(Records about charts and figures)
/---

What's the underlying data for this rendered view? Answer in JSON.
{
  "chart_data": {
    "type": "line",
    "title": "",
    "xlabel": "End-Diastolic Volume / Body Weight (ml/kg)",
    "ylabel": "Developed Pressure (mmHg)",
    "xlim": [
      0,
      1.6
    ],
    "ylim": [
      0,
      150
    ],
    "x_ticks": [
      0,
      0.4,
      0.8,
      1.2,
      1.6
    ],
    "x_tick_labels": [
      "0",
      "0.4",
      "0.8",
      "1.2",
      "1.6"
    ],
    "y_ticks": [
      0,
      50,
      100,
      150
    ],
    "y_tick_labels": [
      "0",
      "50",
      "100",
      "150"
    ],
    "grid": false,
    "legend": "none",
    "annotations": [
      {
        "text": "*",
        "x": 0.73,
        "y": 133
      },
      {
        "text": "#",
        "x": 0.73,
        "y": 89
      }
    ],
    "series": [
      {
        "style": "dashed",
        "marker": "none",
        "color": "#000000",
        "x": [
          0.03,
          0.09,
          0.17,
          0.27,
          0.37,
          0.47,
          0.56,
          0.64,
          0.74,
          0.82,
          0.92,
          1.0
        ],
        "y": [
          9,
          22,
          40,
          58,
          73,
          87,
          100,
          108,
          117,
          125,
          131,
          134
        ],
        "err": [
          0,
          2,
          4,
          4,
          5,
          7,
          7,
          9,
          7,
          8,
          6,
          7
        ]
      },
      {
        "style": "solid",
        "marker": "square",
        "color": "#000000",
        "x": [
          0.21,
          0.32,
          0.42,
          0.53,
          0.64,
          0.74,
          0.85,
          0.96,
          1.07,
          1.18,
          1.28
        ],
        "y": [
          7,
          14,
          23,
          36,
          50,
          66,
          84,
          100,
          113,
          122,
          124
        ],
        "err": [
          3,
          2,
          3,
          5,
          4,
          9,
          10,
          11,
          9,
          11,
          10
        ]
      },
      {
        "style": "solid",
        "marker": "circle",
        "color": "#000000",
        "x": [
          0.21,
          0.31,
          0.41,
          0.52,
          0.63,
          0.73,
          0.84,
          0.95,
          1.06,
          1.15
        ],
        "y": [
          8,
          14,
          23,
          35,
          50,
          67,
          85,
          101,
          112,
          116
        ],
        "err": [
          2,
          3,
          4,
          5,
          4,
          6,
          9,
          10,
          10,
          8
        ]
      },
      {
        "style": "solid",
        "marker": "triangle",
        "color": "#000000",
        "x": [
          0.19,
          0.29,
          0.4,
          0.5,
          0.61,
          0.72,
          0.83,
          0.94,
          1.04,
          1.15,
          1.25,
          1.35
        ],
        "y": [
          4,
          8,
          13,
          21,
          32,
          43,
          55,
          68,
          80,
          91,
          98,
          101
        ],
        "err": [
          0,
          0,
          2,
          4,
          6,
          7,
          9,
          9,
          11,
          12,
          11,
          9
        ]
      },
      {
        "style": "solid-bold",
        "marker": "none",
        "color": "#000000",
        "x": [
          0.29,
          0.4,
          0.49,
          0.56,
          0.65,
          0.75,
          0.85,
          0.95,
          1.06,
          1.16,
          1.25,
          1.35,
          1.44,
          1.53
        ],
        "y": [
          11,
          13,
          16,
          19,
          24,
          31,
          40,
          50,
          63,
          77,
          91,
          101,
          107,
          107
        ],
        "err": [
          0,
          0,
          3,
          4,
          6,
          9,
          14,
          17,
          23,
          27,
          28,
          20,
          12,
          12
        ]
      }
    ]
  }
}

\---

*Goal of the exercise*:
Copy each record from above exactly, and include every line.

*Task response*:
What's the underlying data for this rendered view? Answer in JSON.
{
  "chart_data": {
    "type": "line",
    "title": "",
    "xlabel": "End-Diastolic Volume / Body Weight (ml/kg)",
    "ylabel": "Developed Pressure (mmHg)",
    "xlim": [
      0,
      1.6
    ],
    "ylim": [
      0,
      150
    ],
    "x_ticks": [
      0,
      0.4,
      0.8,
      1.2,
      1.6
    ],
    "x_tick_labels": [
      "0",
      "0.4",
      "0.8",
      "1.2",
      "1.6"
    ],
    "y_ticks": [
      0,
      50,
      100,
      150
    ],
    "y_tick_labels": [
      "0",
      "50",
      "100",
      "150"
    ],
    "grid": false,
    "legend": "none",
    "annotations": [
      {
        "text": "*",
        "x": 0.73,
        "y": 133
      },
      {
        "text": "#",
        "x": 0.73,
        "y": 89
      }
    ],
    "series": [
      {
        "style": "dashed",
        "marker": "none",
        "color": "#000000",
        "x": [
          0.03,
          0.09,
          0.17,
          0.27,
          0.37,
          0.47,
          0.56,
          0.64,
          0.74,
          0.82,
          0.92,
          1.0
        ],
        "y": [
          9,
          22,
          40,
          58,
          73,
          87,
          100,
          108,
          117,
          125,
          131,
          134
        ],
        "err": [
          0,
          2,
          4,
          4,
          5,
          7,
          7,
          9,
          7,
          8,
          6,
          7
        ]
      },
      {
        "style": "solid",
        "marker": "square",
        "color": "#000000",
        "x": [
          0.21,
          0.32,
          0.42,
          0.53,
          0.64,
          0.74,
          0.85,
          0.96,
          1.07,
          1.18,
          1.28
        ],
        "y": [
          7,
          14,
          23,
          36,
          50,
          66,
          84,
          100,
          113,
          122,
          124
        ],
        "err": [
          3,
          2,
          3,
          5,
          4,
          9,
          10,
          11,
          9,
          11,
          10
        ]
      },
      {
        "style": "solid",
        "marker": "circle",
        "color": "#000000",
        "x": [
          0.21,
          0.31,
          0.41,
          0.52,
          0.63,
          0.73,
          0.84,
          0.95,
          1.06,
          1.15
        ],
        "y": [
          8,
          14,
          23,
          35,
          50,
          67,
          85,
          101,
          112,
          116
        ],
        "err": [
          2,
          3,
          4,
          5,
          4,
          6,
          9,
          10,
          10,
          8
        ]
      },
      {
        "style": "solid",
        "marker": "triangle",
        "color": "#000000",
        "x": [
          0.19,
          0.29,
          0.4,
          0.5,
          0.61,
          0.72,
          0.83,
          0.94,
          1.04,
          1.15,
          1.25,
          1.35
        ],
        "y": [
          4,
          8,
          13,
          21,
          32,
          43,
          55,
          68,
          80,
          91,
          98,
          101
        ],
        "err": [
          0,
          0,
          2,
          4,
          6,
          7,
          9,
          9,
          11,
          12,
          11,
          9
        ]
      },
      {
        "style": "solid-bold",
        "marker": "none",
        "color": "#000000",
        "x": [
          0.29,
          0.4,
          0.49,
          0.56,
          0.65,
          0.75,
          0.85,
          0.95,
          1.06,
          1.16,
          1.25,
          1.35,
          1.44,
          1.53
        ],
        "y": [
          11,
          13,
          16,
          19,
          24,
          31,
          40,
          50,
          63,
          77,
          91,
          101,
          107,
          107
        ],
        "err": [
          0,
          0,
          3,
          4,
          6,
          9,
          14,
          17,
          23,
          27,
          28,
          20,
          12,
          12
        ]
      }
    ]
  }
}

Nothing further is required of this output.